- Instructions for the task -
Please print the passage on DNA strand direction from "DNA polymerases attach" to "the lagging strand.", word for word.

------ Exercise text

A DNA strand has direction because its two ends are chemically different. The 5′ end is the end of a nucleotide strand where a phosphate group attached to the fifth carbon of the sugar is available at the terminus. The 3′ end is the end of a nucleotide strand where a hydroxyl group on the third carbon of the sugar is available at the terminus.

Those numbers come from the carbon atoms in deoxyribose sugar. Don’t treat 5′ and 3′ as diagram labels; they show which chemical end DNA polymerase can extend.

DNA polymerases attach the 5′ phosphate of a free DNA nucleotide to the 3′ end of the growing strand. So new DNA is synthesized in the 5′ to 3′ direction. The next nucleotide is not added to the 5′ end of the growing strand.

In a DNA double helix, the two strands are antiparallel: they run in opposite directions alongside each other, with one strand oriented 5′ to 3′ and the other 3′ to 5′. This directionality is one of the biological mechanisms that makes replication asymmetric. At a replication fork, the two template strands cannot be copied in exactly the same way.

DNA polymerase also needs an existing 3′ end to extend. It can add nucleotides to a strand, but it cannot begin a completely new DNA strand from nothing. That point matters when we look at primers and the lagging strand.

------------
------ Given records

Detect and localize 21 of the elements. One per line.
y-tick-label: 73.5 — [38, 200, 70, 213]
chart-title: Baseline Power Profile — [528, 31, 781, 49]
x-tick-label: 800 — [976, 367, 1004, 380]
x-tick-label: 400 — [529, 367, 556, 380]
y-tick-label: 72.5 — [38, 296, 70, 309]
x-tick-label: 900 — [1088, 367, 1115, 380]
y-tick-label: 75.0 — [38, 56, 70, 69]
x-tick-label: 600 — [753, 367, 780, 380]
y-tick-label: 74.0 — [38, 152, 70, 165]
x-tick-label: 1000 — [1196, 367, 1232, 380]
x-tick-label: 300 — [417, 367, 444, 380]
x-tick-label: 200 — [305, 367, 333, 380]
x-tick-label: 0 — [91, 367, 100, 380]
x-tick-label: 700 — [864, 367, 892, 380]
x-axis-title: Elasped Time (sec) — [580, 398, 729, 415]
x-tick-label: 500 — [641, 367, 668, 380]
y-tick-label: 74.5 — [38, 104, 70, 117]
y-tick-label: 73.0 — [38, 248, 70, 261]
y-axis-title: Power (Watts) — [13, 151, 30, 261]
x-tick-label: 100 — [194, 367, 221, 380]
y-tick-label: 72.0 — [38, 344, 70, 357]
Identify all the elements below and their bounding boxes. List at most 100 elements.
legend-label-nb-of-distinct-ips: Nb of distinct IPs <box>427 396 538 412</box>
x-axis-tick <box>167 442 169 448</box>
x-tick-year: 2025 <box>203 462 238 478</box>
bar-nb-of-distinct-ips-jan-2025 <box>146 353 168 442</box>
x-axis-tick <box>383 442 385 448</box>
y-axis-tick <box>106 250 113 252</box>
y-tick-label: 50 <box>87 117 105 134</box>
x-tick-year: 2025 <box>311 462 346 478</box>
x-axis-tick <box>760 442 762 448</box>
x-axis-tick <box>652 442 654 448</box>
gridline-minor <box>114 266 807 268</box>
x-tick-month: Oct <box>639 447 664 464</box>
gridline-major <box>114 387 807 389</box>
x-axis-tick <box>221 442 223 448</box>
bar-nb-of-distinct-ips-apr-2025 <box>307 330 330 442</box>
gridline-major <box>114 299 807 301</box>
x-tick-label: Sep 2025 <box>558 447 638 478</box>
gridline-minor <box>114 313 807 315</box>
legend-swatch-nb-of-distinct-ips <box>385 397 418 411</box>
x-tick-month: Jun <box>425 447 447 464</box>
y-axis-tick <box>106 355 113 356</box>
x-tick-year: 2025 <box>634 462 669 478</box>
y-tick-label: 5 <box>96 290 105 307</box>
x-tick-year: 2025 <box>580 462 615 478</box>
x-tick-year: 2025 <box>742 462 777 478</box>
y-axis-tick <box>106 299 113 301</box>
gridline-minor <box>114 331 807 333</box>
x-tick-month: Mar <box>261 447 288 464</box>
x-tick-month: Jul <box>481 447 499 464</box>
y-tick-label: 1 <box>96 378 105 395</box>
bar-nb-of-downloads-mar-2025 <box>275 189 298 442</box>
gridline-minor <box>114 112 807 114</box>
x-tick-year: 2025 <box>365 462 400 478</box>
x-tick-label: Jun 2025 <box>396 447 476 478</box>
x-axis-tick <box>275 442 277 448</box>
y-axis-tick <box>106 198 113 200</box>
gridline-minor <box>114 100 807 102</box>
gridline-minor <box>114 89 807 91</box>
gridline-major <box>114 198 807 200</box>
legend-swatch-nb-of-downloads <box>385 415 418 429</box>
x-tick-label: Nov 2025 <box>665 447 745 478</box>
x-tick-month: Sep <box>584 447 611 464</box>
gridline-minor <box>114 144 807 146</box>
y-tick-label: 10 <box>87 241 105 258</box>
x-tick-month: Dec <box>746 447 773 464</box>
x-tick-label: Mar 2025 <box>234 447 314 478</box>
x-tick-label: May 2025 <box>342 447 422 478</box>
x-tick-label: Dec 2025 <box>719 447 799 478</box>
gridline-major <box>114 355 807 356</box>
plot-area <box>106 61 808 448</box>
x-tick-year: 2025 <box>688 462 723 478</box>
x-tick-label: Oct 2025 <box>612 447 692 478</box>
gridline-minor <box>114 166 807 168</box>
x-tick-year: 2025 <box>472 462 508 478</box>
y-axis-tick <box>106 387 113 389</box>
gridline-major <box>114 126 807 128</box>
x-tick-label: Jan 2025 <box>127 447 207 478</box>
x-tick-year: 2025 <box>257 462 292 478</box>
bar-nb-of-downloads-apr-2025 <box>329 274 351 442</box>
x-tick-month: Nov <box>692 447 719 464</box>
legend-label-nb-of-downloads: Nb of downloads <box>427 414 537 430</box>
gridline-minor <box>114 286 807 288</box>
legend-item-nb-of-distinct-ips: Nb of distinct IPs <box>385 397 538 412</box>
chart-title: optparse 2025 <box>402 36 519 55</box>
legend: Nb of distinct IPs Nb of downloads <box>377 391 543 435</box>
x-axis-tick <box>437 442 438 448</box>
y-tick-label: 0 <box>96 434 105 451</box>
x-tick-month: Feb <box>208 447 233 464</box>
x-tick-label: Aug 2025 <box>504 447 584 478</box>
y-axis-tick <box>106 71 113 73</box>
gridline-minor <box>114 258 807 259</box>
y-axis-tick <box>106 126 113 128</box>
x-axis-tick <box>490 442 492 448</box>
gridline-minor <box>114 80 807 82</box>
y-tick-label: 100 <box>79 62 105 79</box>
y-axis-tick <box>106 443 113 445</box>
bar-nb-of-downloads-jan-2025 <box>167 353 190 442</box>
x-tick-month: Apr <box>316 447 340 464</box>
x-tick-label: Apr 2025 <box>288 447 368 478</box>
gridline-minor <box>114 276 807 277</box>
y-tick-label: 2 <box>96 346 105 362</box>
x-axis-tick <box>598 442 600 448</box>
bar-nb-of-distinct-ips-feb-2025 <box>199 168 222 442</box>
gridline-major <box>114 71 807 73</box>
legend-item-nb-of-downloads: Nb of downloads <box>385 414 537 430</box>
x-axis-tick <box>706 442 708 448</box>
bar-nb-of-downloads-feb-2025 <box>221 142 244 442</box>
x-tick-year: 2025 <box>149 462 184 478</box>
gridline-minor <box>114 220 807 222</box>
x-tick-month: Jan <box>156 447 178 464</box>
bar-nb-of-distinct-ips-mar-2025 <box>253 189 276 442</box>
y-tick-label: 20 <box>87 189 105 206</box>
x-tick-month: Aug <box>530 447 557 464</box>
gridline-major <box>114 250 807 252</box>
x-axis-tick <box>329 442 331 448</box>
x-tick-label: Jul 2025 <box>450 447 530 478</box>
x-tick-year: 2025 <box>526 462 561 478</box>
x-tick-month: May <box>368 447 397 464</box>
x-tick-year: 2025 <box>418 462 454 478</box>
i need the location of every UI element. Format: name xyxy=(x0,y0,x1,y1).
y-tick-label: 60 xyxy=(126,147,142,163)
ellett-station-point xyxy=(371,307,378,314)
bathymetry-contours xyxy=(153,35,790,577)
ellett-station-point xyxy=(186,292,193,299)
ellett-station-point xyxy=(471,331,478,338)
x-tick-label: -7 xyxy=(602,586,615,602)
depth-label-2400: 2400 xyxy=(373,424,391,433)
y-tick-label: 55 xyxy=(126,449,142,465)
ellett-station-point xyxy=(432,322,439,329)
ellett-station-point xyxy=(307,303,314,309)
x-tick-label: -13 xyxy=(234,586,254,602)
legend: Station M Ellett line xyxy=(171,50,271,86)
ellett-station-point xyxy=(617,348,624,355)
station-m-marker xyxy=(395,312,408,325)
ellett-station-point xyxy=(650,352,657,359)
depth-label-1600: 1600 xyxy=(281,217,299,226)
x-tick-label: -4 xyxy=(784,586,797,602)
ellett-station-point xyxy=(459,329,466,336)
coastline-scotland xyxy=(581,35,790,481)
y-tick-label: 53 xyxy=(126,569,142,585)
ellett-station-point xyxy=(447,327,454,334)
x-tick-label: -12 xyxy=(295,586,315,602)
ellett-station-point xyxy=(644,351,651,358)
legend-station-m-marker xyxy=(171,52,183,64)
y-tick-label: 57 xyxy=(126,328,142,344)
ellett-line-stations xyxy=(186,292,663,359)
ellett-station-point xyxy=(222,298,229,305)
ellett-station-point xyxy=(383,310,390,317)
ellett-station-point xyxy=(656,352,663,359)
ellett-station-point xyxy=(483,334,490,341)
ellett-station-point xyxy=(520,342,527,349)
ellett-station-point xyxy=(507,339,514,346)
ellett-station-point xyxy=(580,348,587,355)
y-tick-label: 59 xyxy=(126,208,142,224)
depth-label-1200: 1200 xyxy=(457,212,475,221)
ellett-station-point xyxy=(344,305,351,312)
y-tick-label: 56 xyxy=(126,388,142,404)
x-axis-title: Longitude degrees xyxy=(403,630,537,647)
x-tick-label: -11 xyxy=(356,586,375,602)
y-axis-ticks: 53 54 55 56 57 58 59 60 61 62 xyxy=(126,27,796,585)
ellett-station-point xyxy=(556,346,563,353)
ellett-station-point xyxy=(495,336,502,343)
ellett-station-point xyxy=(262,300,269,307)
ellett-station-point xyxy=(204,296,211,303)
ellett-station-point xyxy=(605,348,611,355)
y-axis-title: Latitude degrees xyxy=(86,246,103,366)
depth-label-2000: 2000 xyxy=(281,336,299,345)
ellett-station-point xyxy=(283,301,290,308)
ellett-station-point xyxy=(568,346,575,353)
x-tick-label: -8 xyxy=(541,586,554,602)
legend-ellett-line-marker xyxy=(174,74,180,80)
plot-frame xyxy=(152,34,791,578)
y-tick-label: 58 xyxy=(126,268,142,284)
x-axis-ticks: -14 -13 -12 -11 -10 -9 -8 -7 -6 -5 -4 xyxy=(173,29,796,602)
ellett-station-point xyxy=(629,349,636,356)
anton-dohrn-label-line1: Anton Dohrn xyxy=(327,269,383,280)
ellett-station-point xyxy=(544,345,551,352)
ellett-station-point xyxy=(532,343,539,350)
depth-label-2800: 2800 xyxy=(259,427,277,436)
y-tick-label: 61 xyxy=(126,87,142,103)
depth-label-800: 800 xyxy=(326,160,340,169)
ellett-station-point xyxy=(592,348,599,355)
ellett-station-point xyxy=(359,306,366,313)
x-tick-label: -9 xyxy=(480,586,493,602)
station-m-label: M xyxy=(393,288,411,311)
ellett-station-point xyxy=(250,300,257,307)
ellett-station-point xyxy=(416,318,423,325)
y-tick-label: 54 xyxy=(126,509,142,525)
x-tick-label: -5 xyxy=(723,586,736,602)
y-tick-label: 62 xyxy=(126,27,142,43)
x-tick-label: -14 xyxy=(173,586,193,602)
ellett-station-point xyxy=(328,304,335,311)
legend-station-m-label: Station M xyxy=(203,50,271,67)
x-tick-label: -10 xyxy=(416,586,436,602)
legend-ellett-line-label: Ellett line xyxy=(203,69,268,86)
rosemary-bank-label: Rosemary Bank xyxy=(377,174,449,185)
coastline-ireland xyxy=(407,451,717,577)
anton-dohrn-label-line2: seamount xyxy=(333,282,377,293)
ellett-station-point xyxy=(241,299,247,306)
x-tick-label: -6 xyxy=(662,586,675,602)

------------

- Exercise result -
DNA polymerases attach the 5′ phosphate of a free DNA nucleotide to the 3′ end of the growing strand. So new DNA is synthesized in the 5′ to 3′ direction. The next nucleotide is not added to the 5′ end of the growing strand.

In a DNA double helix, the two strands are antiparallel: they run in opposite directions alongside each other, with one strand oriented 5′ to 3′ and the other 3′ to 5′. This directionality is one of the biological mechanisms that makes replication asymmetric. At a replication fork, the two template strands cannot be copied in exactly the same way.

DNA polymerase also needs an existing 3′ end to extend. It can add nucleotides to a strand, but it cannot begin a completely new DNA strand from nothing. That point matters when we look at primers and the lagging strand.